### What you will do:
Pull every line containing "noise" from the entries.

### Exercise material:
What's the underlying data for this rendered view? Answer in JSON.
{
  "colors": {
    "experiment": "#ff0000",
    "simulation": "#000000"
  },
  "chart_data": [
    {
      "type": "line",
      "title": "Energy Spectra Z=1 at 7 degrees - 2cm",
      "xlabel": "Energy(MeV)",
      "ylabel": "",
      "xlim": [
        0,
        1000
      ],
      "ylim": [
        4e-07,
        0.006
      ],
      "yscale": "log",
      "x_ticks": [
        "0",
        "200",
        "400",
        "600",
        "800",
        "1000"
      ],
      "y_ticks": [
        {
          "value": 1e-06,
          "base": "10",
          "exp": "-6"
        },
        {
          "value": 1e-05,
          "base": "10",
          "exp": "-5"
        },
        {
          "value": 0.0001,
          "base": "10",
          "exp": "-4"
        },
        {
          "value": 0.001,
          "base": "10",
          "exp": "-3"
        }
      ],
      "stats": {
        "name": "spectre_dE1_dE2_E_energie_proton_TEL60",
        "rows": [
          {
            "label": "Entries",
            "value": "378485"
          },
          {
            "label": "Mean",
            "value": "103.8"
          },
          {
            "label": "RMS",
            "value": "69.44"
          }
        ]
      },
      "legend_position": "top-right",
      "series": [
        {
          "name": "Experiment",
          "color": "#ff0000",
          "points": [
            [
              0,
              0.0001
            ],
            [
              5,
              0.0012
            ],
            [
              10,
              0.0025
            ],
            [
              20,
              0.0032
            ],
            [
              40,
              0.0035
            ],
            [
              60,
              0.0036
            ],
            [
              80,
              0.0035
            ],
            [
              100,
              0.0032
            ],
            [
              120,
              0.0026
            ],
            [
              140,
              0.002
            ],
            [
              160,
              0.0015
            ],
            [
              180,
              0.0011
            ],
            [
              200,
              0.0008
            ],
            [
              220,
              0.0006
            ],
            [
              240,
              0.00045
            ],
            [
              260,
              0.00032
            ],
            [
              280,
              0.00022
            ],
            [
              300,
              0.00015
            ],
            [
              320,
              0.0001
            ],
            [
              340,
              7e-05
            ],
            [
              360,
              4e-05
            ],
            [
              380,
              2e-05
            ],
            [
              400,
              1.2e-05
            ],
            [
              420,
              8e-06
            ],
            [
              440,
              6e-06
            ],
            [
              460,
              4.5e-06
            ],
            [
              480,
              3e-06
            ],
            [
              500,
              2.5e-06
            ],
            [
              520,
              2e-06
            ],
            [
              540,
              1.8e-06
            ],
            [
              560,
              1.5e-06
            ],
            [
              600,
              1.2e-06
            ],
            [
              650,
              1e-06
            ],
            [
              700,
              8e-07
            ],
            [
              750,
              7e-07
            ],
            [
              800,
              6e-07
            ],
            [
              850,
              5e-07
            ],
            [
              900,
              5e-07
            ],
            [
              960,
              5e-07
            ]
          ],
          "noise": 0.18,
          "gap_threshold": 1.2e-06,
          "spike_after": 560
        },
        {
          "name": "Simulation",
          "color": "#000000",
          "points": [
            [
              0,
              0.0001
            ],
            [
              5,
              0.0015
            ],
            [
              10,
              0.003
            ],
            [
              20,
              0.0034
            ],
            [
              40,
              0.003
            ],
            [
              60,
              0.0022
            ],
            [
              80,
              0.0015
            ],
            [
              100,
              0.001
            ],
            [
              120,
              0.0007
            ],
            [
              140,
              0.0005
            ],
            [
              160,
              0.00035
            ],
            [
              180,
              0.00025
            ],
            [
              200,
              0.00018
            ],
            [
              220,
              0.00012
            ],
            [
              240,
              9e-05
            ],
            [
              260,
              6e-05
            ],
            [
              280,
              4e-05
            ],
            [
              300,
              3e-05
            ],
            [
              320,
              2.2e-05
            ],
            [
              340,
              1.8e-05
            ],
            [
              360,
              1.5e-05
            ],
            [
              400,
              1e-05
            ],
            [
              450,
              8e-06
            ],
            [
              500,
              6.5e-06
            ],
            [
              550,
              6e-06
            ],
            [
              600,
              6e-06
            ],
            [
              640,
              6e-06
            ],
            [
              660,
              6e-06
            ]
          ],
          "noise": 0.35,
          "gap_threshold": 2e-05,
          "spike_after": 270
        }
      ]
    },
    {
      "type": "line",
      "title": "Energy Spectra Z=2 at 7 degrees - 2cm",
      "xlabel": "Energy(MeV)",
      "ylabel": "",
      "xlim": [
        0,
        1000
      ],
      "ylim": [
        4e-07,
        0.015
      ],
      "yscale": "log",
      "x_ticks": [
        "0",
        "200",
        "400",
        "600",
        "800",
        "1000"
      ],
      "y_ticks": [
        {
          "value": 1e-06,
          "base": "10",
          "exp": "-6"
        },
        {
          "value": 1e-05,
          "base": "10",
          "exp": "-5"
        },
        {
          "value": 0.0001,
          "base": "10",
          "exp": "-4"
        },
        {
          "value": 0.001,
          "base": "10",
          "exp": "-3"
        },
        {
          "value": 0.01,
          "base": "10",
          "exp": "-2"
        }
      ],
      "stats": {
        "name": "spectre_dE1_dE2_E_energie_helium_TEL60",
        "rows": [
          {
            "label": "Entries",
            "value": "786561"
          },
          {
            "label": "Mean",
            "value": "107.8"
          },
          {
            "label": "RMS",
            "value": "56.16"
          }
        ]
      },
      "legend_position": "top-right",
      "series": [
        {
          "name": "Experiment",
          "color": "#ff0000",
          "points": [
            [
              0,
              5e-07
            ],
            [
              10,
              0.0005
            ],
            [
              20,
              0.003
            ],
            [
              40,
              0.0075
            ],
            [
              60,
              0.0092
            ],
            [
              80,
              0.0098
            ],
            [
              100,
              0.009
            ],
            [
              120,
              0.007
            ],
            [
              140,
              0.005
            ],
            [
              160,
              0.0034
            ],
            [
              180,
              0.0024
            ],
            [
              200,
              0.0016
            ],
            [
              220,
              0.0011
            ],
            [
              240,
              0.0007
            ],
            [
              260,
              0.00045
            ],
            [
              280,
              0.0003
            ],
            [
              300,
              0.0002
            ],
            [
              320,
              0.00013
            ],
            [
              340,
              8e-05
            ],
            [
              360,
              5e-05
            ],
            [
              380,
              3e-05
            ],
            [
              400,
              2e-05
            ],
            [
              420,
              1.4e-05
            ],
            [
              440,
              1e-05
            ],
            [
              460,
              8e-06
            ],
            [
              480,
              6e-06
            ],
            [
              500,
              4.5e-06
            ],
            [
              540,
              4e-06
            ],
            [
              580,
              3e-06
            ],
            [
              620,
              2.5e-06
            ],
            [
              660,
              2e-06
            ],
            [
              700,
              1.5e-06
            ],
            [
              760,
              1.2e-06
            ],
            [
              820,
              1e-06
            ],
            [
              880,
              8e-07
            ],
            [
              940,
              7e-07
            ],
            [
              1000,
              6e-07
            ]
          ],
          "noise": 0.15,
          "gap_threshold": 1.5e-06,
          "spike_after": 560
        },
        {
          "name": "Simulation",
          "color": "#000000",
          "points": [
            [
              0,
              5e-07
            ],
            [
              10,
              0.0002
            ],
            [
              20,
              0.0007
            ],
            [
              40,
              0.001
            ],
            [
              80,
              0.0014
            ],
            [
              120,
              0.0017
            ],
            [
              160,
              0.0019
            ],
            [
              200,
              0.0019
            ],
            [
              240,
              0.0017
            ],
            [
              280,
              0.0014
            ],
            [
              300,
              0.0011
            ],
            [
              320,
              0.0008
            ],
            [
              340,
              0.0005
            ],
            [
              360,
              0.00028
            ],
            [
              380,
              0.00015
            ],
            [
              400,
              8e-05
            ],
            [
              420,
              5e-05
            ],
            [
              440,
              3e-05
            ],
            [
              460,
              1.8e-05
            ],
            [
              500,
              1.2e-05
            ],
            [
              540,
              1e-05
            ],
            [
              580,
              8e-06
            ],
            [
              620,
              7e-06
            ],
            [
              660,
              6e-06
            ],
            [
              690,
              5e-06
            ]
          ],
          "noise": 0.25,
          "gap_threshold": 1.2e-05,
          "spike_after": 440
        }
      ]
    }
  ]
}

### Complete response:
          "noise": 0.18,
          "noise": 0.35,
          "noise": 0.15,
          "noise": 0.25,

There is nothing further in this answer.